*TASK TO COMPLETE*
Repeat all of the material below exactly as written, images excluded.

*DATA LISTING*
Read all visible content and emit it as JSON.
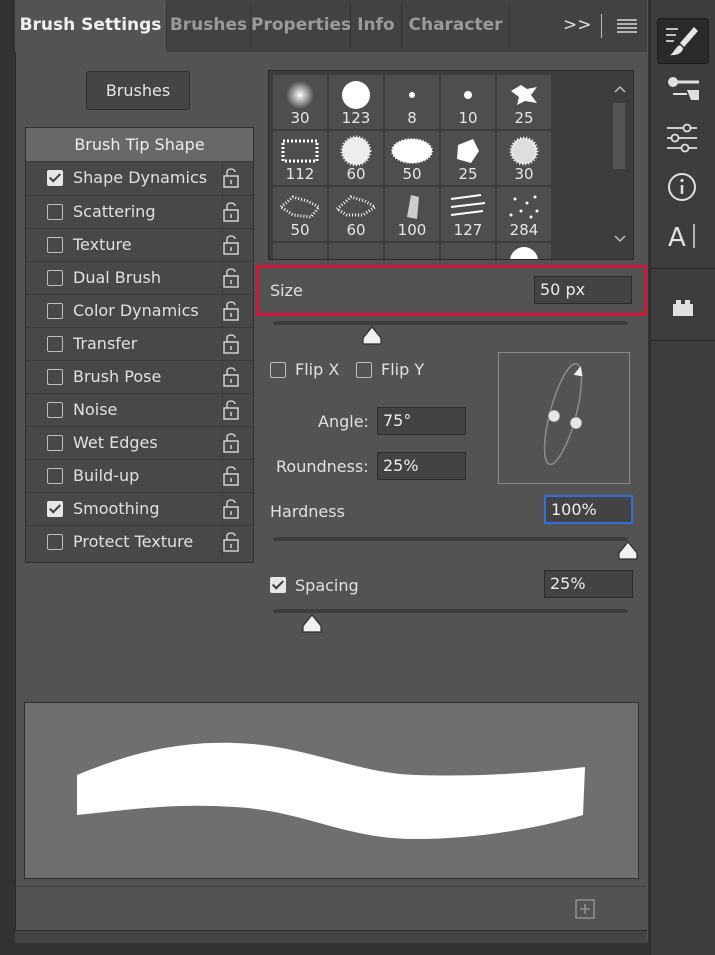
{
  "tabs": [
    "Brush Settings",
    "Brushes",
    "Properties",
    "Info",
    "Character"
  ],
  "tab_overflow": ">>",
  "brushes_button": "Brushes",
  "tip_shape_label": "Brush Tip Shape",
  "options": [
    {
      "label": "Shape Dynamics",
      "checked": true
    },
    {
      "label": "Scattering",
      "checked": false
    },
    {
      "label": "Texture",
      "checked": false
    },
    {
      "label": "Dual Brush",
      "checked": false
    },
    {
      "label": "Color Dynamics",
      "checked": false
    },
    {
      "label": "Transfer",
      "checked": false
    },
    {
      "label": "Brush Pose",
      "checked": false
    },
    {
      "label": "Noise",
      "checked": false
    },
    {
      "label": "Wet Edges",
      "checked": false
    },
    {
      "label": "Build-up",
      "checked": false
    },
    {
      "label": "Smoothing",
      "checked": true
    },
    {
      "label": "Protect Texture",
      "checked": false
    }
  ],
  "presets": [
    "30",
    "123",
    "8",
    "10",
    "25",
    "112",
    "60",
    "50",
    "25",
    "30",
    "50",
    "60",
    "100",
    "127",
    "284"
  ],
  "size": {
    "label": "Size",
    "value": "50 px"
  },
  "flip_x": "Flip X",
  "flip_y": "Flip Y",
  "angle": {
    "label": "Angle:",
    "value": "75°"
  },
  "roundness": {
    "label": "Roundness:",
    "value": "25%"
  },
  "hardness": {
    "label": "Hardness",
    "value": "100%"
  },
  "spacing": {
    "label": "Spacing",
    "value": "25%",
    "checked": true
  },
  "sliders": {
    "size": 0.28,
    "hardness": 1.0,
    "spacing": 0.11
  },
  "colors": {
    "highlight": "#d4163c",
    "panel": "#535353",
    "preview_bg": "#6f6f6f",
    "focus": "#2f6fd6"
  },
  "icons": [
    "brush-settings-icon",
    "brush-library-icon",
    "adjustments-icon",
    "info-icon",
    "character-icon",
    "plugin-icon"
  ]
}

*COMPLETED TASK*
Read all visible content and emit it as JSON.
{
  "tabs": [
    "Brush Settings",
    "Brushes",
    "Properties",
    "Info",
    "Character"
  ],
  "tab_overflow": ">>",
  "brushes_button": "Brushes",
  "tip_shape_label": "Brush Tip Shape",
  "options": [
    {
      "label": "Shape Dynamics",
      "checked": true
    },
    {
      "label": "Scattering",
      "checked": false
    },
    {
      "label": "Texture",
      "checked": false
    },
    {
      "label": "Dual Brush",
      "checked": false
    },
    {
      "label": "Color Dynamics",
      "checked": false
    },
    {
      "label": "Transfer",
      "checked": false
    },
    {
      "label": "Brush Pose",
      "checked": false
    },
    {
      "label": "Noise",
      "checked": false
    },
    {
      "label": "Wet Edges",
      "checked": false
    },
    {
      "label": "Build-up",
      "checked": false
    },
    {
      "label": "Smoothing",
      "checked": true
    },
    {
      "label": "Protect Texture",
      "checked": false
    }
  ],
  "presets": [
    "30",
    "123",
    "8",
    "10",
    "25",
    "112",
    "60",
    "50",
    "25",
    "30",
    "50",
    "60",
    "100",
    "127",
    "284"
  ],
  "size": {
    "label": "Size",
    "value": "50 px"
  },
  "flip_x": "Flip X",
  "flip_y": "Flip Y",
  "angle": {
    "label": "Angle:",
    "value": "75°"
  },
  "roundness": {
    "label": "Roundness:",
    "value": "25%"
  },
  "hardness": {
    "label": "Hardness",
    "value": "100%"
  },
  "spacing": {
    "label": "Spacing",
    "value": "25%",
    "checked": true
  },
  "sliders": {
    "size": 0.28,
    "hardness": 1.0,
    "spacing": 0.11
  },
  "colors": {
    "highlight": "#d4163c",
    "panel": "#535353",
    "preview_bg": "#6f6f6f",
    "focus": "#2f6fd6"
  },
  "icons": [
    "brush-settings-icon",
    "brush-library-icon",
    "adjustments-icon",
    "info-icon",
    "character-icon",
    "plugin-icon"
  ]
}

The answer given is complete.